- Opening Delimiter -

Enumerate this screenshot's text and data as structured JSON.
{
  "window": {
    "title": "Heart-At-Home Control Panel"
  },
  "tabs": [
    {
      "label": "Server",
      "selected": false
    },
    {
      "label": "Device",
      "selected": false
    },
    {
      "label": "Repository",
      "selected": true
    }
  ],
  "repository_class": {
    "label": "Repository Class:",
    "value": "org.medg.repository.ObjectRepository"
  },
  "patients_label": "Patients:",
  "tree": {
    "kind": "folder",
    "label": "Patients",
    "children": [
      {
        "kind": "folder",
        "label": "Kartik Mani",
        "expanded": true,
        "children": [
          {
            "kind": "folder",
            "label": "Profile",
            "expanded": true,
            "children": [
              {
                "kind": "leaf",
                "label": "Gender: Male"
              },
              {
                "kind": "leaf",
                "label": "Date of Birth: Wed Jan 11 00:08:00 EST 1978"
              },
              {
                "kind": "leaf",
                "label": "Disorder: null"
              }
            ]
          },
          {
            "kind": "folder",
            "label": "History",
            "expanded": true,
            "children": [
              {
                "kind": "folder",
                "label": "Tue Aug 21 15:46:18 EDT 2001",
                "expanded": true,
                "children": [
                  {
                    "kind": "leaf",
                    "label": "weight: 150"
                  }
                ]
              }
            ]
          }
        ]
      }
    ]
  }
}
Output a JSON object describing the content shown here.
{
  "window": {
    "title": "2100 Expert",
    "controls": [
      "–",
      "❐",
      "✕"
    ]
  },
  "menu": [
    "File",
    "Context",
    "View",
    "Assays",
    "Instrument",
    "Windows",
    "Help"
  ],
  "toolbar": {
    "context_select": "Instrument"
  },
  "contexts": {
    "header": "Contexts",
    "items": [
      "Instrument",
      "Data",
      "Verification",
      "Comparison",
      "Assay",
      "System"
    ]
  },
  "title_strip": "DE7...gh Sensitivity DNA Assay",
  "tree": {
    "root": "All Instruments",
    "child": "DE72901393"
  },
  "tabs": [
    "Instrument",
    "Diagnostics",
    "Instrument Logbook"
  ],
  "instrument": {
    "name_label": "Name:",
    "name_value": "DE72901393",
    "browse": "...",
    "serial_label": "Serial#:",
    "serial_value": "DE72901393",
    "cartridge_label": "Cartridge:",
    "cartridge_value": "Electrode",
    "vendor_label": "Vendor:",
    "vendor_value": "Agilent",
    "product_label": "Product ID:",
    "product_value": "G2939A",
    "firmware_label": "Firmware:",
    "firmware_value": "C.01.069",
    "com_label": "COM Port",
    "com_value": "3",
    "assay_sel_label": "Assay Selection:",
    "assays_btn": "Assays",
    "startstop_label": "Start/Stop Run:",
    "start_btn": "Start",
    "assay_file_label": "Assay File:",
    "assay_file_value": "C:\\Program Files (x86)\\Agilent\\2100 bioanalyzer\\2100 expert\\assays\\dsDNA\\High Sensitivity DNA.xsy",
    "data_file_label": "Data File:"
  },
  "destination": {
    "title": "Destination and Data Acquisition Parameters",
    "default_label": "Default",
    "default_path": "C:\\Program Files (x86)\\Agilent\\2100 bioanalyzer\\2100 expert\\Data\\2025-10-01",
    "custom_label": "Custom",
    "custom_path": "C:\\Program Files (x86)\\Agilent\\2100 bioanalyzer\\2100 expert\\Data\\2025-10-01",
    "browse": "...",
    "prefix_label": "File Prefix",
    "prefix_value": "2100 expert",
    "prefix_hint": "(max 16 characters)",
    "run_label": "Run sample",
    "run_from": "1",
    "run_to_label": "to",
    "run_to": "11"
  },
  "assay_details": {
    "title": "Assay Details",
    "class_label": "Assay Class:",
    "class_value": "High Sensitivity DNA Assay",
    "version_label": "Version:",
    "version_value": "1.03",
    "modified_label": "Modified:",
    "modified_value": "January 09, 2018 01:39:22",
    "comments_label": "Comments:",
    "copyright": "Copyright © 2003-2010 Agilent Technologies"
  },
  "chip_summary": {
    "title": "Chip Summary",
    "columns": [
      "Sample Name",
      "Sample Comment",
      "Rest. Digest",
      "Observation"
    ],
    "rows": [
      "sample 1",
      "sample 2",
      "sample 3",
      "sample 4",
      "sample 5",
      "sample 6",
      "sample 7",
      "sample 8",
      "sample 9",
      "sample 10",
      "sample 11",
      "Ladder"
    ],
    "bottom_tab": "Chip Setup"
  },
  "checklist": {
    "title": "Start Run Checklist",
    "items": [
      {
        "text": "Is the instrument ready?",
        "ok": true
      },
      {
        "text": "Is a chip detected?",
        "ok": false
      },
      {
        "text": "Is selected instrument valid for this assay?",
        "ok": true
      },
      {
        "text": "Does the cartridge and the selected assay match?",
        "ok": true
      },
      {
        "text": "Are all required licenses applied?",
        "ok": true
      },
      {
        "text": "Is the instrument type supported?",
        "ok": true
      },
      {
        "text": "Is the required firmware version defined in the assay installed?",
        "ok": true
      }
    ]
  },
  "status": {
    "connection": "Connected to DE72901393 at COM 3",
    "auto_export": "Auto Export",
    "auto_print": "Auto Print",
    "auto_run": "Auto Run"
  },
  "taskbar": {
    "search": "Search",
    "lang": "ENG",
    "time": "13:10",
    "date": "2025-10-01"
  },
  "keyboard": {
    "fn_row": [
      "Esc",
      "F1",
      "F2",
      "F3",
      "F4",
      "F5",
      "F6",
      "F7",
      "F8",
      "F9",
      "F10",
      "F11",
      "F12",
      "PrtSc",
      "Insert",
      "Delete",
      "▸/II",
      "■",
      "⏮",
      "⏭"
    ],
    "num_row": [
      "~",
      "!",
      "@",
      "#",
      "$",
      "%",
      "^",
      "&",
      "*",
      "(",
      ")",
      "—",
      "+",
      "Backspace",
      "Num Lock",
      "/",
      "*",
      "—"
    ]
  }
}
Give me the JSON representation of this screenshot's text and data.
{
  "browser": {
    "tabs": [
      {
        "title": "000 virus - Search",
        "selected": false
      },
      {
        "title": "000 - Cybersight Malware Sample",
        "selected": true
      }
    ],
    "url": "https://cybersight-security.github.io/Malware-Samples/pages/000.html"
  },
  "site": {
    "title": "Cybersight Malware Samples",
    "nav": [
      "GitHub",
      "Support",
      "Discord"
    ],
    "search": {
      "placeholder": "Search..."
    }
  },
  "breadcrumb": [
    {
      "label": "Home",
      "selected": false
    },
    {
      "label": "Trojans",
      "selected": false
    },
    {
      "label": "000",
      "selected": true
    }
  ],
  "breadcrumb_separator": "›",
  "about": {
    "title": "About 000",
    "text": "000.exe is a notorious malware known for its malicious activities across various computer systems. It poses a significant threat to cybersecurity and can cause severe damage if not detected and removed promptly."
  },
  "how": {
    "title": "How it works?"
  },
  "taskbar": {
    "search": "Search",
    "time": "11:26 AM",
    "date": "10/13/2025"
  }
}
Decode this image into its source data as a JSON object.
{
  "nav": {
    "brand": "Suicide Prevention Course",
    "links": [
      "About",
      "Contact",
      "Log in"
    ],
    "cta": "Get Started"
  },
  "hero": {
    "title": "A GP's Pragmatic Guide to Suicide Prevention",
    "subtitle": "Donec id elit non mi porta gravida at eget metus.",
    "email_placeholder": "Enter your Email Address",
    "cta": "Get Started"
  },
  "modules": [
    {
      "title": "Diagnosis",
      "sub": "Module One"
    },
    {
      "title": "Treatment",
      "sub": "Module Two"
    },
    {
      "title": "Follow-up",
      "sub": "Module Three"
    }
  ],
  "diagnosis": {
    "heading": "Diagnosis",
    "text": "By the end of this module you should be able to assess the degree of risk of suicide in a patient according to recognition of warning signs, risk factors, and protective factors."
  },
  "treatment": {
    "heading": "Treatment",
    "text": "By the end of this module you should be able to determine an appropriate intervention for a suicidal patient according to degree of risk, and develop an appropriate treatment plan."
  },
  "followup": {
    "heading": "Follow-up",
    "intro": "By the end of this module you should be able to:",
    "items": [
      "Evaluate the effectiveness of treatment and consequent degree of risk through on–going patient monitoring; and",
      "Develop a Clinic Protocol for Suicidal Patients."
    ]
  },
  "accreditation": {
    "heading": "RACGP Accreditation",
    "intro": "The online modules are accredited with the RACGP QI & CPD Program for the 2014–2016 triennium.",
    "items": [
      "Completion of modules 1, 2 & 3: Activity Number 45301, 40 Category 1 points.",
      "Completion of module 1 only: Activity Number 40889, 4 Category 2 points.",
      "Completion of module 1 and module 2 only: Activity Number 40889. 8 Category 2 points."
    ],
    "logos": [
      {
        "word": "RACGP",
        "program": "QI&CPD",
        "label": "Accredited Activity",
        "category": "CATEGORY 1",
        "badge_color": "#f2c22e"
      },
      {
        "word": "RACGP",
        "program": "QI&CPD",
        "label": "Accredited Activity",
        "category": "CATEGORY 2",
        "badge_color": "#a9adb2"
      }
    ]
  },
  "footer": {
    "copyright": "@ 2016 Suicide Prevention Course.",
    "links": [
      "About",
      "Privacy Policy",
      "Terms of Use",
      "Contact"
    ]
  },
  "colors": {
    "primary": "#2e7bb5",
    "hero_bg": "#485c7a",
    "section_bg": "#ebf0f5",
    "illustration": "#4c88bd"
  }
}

- Closing Delimiter -

◆ **Task to complete**
For the string "Auto", count the matching lines in the listing and give that number by itself.

◆ **Completed task**
3